Problems to work on:
a – From the covering space problem, reproduce the passage starting with "Let $B$ be an" and going on through "a covering space.".
b – In the covering space problem, what two properties is the space $B$ assumed to have?
c – In the covering space problem, what does the line beginning "So, $p^{-1}(U)=\sqcup_\alpha V_\alpha$" conclude, and what earlier step does it rest on?

Text segment:
Let $B$ be an arc-connected and locally arc-connected space. Suppose that $p:E\to B$ and $q: F\to B$ are covering spaces. Let $r:E\sqcup F\to B$ be the function such that $r(x)=p(x)$ for all $x\in E$ and $r(x)=q(x)$ for all $x\in F$.
Show that $r:E\sqcup F\to B$ is a covering space.

“Take $x\in B$, then there is an open $U$ of $B$ such that $x\in U$ and $p^{-1}(U)=\sqcup_{\alpha\in A}V_{\alpha}$, where $V_{\alpha}\in E$ for all $\alpha\in A$, in addition, there is also an open $W$ of $B$ such that $x\in W$ and $q^{-1}(W)=\sqcup_{\beta\in B}S_{\beta}$

So, $p^{-1}(U)=\sqcup_\alpha V_\alpha$ with $V_\alpha\subseteq E$ and such that $p|_{V_\alpha}:V_\alpha\to U$ is a homeomorphism.

Information given:
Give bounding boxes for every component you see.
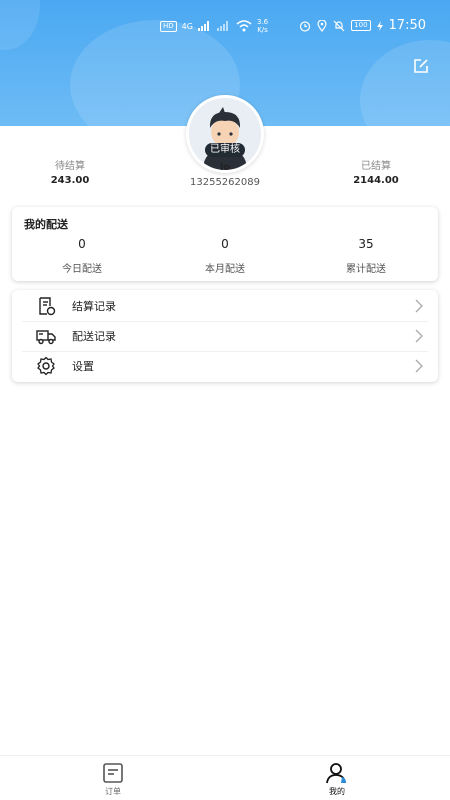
status-bar: HD 4G 3.6 K/s 100 17:50 (0, 16, 450, 38)
settled-value: 2144.00 (353, 175, 399, 186)
chevron-right-icon (415, 359, 423, 373)
speed-unit: K/s (257, 26, 268, 34)
settled-amount: 已结算 2144.00 (336, 157, 416, 186)
gear-icon (37, 356, 55, 376)
today-delivery-stat: 0 今日配送 (22, 237, 142, 275)
menu-item-label: 配送记录 (72, 330, 116, 343)
total-delivery-label: 累计配送 (346, 264, 386, 275)
tab-mine-label: 我的 (329, 787, 345, 796)
edit-icon[interactable] (412, 57, 430, 75)
menu-item-settings[interactable]: 设置 (22, 351, 428, 381)
total-delivery-count: 35 (358, 237, 374, 251)
bottom-tab-bar: 订单 我的 (0, 755, 450, 800)
battery-indicator: 100 (351, 20, 371, 31)
menu-item-label: 结算记录 (72, 300, 116, 313)
menu-item-label: 设置 (72, 360, 94, 373)
delivery-truck-icon (36, 330, 56, 345)
pending-settlement: 待结算 243.00 (30, 157, 110, 186)
clock: 17:50 (388, 18, 426, 33)
speed-value: 3.6 (256, 18, 269, 26)
wifi-icon (236, 20, 252, 32)
chevron-right-icon (415, 299, 423, 313)
order-list-icon (103, 763, 123, 783)
today-delivery-label: 今日配送 (62, 264, 102, 275)
month-delivery-count: 0 (221, 237, 229, 251)
menu-card: 结算记录 配送记录 设置 (12, 290, 438, 382)
pending-settlement-value: 243.00 (50, 175, 90, 186)
alarm-icon (300, 20, 311, 32)
menu-item-delivery-records[interactable]: 配送记录 (22, 321, 428, 351)
tab-orders[interactable]: 订单 (83, 762, 143, 797)
month-delivery-label: 本月配送 (205, 264, 245, 275)
person-icon (326, 763, 346, 784)
header-decoration (360, 40, 450, 126)
verified-badge: 已审核 (205, 143, 245, 157)
signal-icon-secondary (216, 21, 228, 31)
delivery-summary-card: 我的配送 0 今日配送 0 本月配送 35 累计配送 (12, 207, 438, 281)
location-icon (317, 19, 327, 32)
menu-item-settlement-records[interactable]: 结算记录 (22, 291, 428, 321)
pending-settlement-label: 待结算 (55, 161, 85, 172)
charging-icon (376, 20, 383, 31)
settlement-record-icon (39, 297, 56, 316)
delivery-card-title: 我的配送 (24, 218, 68, 231)
network-type-label: 4G (181, 21, 193, 31)
user-phone: 13255262089 (190, 177, 260, 188)
month-delivery-stat: 0 本月配送 (165, 237, 285, 275)
tab-orders-label: 订单 (105, 787, 121, 796)
mute-bell-icon (333, 20, 345, 31)
tab-mine[interactable]: 我的 (307, 762, 367, 797)
hd-indicator: HD (160, 20, 177, 32)
settled-label: 已结算 (361, 161, 391, 172)
signal-icon (197, 21, 209, 31)
user-name: lo (219, 162, 231, 173)
total-delivery-stat: 35 累计配送 (306, 237, 426, 275)
avatar-image (189, 98, 261, 170)
chevron-right-icon (415, 329, 423, 343)
network-speed: 3.6 K/s (257, 18, 268, 34)
today-delivery-count: 0 (78, 237, 86, 251)
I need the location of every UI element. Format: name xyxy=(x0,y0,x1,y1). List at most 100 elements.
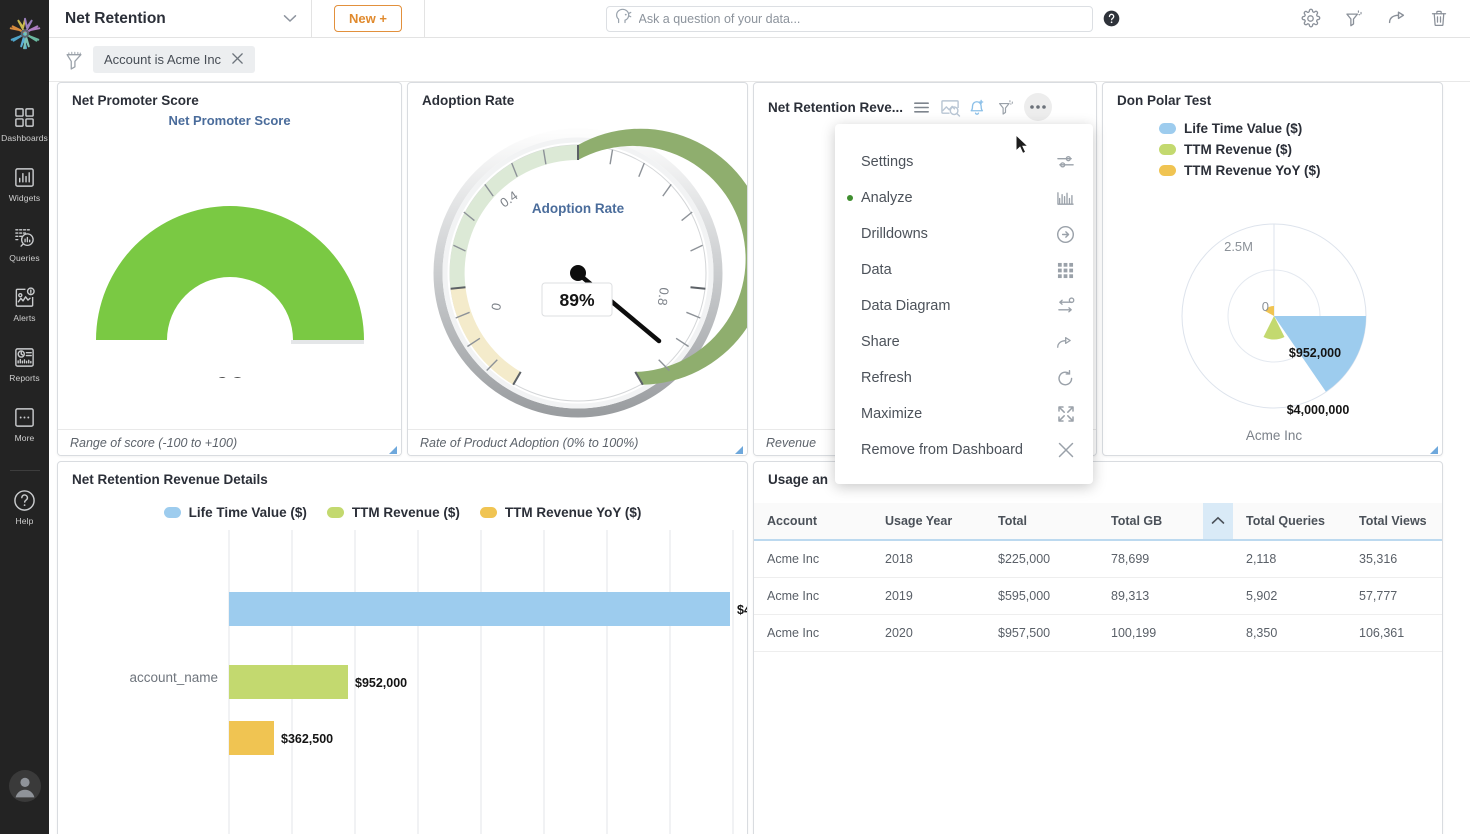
search-container[interactable] xyxy=(605,5,1093,32)
sidebar-nav: Dashboards Widgets Queries Alerts Report… xyxy=(0,104,49,547)
settings-icon[interactable] xyxy=(1300,8,1321,29)
col-total[interactable]: Total xyxy=(985,503,1098,541)
legend-swatch xyxy=(163,507,181,518)
filter-sparkle-icon[interactable] xyxy=(1343,8,1364,29)
context-menu-item-share[interactable]: Share xyxy=(835,324,1093,360)
polar-tick-0: 0 xyxy=(1262,299,1269,314)
list-lines-icon[interactable] xyxy=(912,98,931,117)
left-sidebar: Dashboards Widgets Queries Alerts Report… xyxy=(0,0,49,834)
cell-queries: 2,118 xyxy=(1233,540,1346,578)
bar-chart-icon xyxy=(1056,189,1075,208)
resize-grip[interactable] xyxy=(734,442,744,454)
search-help-icon[interactable] xyxy=(1103,10,1120,27)
search-input[interactable] xyxy=(638,11,1084,26)
sidebar-item-help[interactable]: Help xyxy=(0,487,49,526)
widget-adoption-rate[interactable]: Adoption Rate 0 0.4 0.8 Adoption Rate 89… xyxy=(407,82,748,456)
resize-grip[interactable] xyxy=(1429,442,1439,454)
legend-item[interactable]: TTM Revenue ($) xyxy=(1159,142,1292,157)
sort-indicator-cell[interactable] xyxy=(1203,503,1233,541)
new-button[interactable]: New + xyxy=(334,5,402,32)
avatar[interactable] xyxy=(8,769,42,808)
sidebar-item-more[interactable]: More xyxy=(0,404,49,443)
context-menu-item-analyze[interactable]: Analyze xyxy=(835,180,1093,216)
grid-dots-icon xyxy=(1056,261,1075,280)
sidebar-item-dashboards[interactable]: Dashboards xyxy=(0,104,49,143)
cell-account: Acme Inc xyxy=(754,577,872,615)
table-row[interactable]: Acme Inc 2020 $957,500 100,199 8,350 106… xyxy=(754,614,1442,652)
context-menu-item-data[interactable]: Data xyxy=(835,252,1093,288)
widget-more-dots-icon[interactable] xyxy=(1024,93,1053,121)
help-circle-icon xyxy=(12,487,38,513)
table-row[interactable]: Acme Inc 2018 $225,000 78,699 2,118 35,3… xyxy=(754,540,1442,578)
sidebar-item-queries[interactable]: Queries xyxy=(0,224,49,263)
context-menu-item-refresh[interactable]: Refresh xyxy=(835,360,1093,396)
share-arrow-icon xyxy=(1056,333,1075,352)
maximize-icon xyxy=(1056,405,1075,424)
legend-item[interactable]: Life Time Value ($) xyxy=(1159,121,1302,136)
context-menu-item-data-diagram[interactable]: Data Diagram xyxy=(835,288,1093,324)
polar-tick-2_5m: 2.5M xyxy=(1224,239,1253,254)
cell-year: 2020 xyxy=(872,614,985,652)
context-menu-item-remove-from-dashboard[interactable]: Remove from Dashboard xyxy=(835,432,1093,468)
widget-net-retention-revenue-details[interactable]: Net Retention Revenue Details Life Time … xyxy=(57,461,748,834)
filter-chip-label: Account is Acme Inc xyxy=(104,52,222,67)
legend-item[interactable]: TTM Revenue ($) xyxy=(326,505,460,520)
polar-category-label: Acme Inc xyxy=(1246,428,1303,443)
chevron-up-icon xyxy=(1211,514,1225,528)
cell-total: $957,500 xyxy=(985,614,1098,652)
col-account[interactable]: Account xyxy=(754,503,872,541)
table-row[interactable]: Acme Inc 2019 $595,000 89,313 5,902 57,7… xyxy=(754,577,1442,615)
widget-net-promoter-score[interactable]: Net Promoter Score Net Promoter Score 98… xyxy=(57,82,402,456)
funnel-icon[interactable] xyxy=(63,49,85,71)
dashboard-title-selector[interactable]: Net Retention xyxy=(49,0,312,37)
context-menu-item-maximize[interactable]: Maximize xyxy=(835,396,1093,432)
legend-swatch xyxy=(479,507,497,518)
resize-grip[interactable] xyxy=(388,442,398,454)
widget-don-polar-test[interactable]: Don Polar Test Life Time Value ($) TTM R… xyxy=(1102,82,1443,456)
table-header-row: Account Usage Year Total Total GB Total … xyxy=(754,503,1442,541)
filter-sparkle-icon[interactable] xyxy=(996,98,1015,117)
col-usage-year[interactable]: Usage Year xyxy=(872,503,985,541)
close-icon[interactable] xyxy=(231,52,244,67)
col-total-queries[interactable]: Total Queries xyxy=(1233,503,1346,541)
legend-item[interactable]: TTM Revenue YoY ($) xyxy=(479,505,642,520)
main-area: Net Retention New + Ask a question of yo… xyxy=(49,0,1470,834)
sidebar-item-reports[interactable]: Reports xyxy=(0,344,49,383)
col-total-views[interactable]: Total Views xyxy=(1346,503,1442,541)
legend-label: TTM Revenue YoY ($) xyxy=(504,505,642,520)
widget-footer: Rate of Product Adoption (0% to 100%) xyxy=(408,429,747,455)
star-burst-logo-icon xyxy=(9,17,40,50)
bell-plus-icon[interactable] xyxy=(968,98,987,117)
context-menu-label: Data xyxy=(861,262,892,278)
top-actions xyxy=(1300,0,1470,37)
ask-head-icon xyxy=(615,8,632,29)
context-menu-item-settings[interactable]: Settings xyxy=(835,144,1093,180)
widget-header: Don Polar Test xyxy=(1103,83,1442,112)
cell-gb: 78,699 xyxy=(1098,540,1203,578)
legend-item[interactable]: TTM Revenue YoY ($) xyxy=(1159,163,1321,178)
cell-year: 2018 xyxy=(872,540,985,578)
filter-chip[interactable]: Account is Acme Inc xyxy=(93,46,256,73)
bar-label-yoy: $362,500 xyxy=(281,732,333,746)
col-total-gb[interactable]: Total GB xyxy=(1098,503,1203,541)
cell-year: 2019 xyxy=(872,577,985,615)
cell-account: Acme Inc xyxy=(754,614,872,652)
widget-context-menu[interactable]: Settings Analyze Drilldowns Data Data Di… xyxy=(835,124,1093,484)
new-button-container: New + xyxy=(312,0,425,37)
dashboards-grid-icon xyxy=(12,104,38,130)
cell-queries: 8,350 xyxy=(1233,614,1346,652)
trash-icon[interactable] xyxy=(1429,8,1450,29)
sidebar-item-alerts[interactable]: Alerts xyxy=(0,284,49,323)
sidebar-item-widgets[interactable]: Widgets xyxy=(0,164,49,203)
app-logo[interactable] xyxy=(3,12,47,56)
share-arrow-icon[interactable] xyxy=(1386,8,1407,29)
context-menu-item-drilldowns[interactable]: Drilldowns xyxy=(835,216,1093,252)
widget-title: Net Retention Revenue Details xyxy=(72,472,268,487)
legend-item[interactable]: Life Time Value ($) xyxy=(163,505,307,520)
sidebar-item-label: More xyxy=(14,433,35,443)
legend-swatch xyxy=(326,507,344,518)
image-search-icon[interactable] xyxy=(940,98,961,117)
close-icon xyxy=(1056,441,1075,460)
search-zone xyxy=(425,0,1300,37)
widget-usage-table[interactable]: Usage an Account Usage Year Total Total … xyxy=(753,461,1443,834)
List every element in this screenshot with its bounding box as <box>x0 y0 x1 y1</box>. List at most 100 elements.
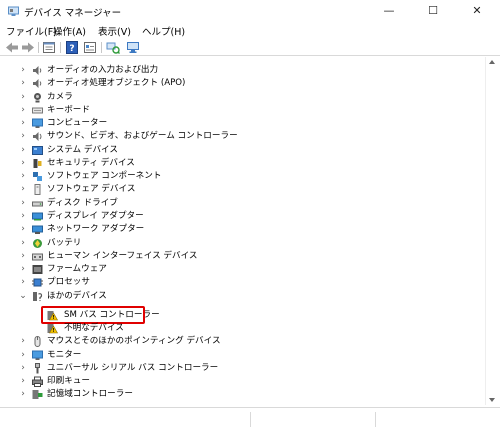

Answers to the tasks:
a –
Let $B$ be an arc-connected and locally arc-connected space. Suppose that $p:E\to B$ and $q: F\to B$ are covering spaces. Let $r:E\sqcup F\to B$ be the function such that $r(x)=p(x)$ for all $x\in E$ and $r(x)=q(x)$ for all $x\in F$.
Show that $r:E\sqcup F\to B$ is a covering space.

b – $B$ is assumed to be arc-connected and locally arc-connected.

c – It concludes that $p^{-1}(U)$ is a disjoint union of sets $V_\alpha \subseteq E$, with each restriction $p|_{V_\alpha}:V_\alpha\to U$ a homeomorphism. It rests on the earlier step, which takes an open set $U$ containing $x$ whose preimage under $p$ splits as the disjoint union $\sqcup_{\alpha\in A}V_{\alpha}$.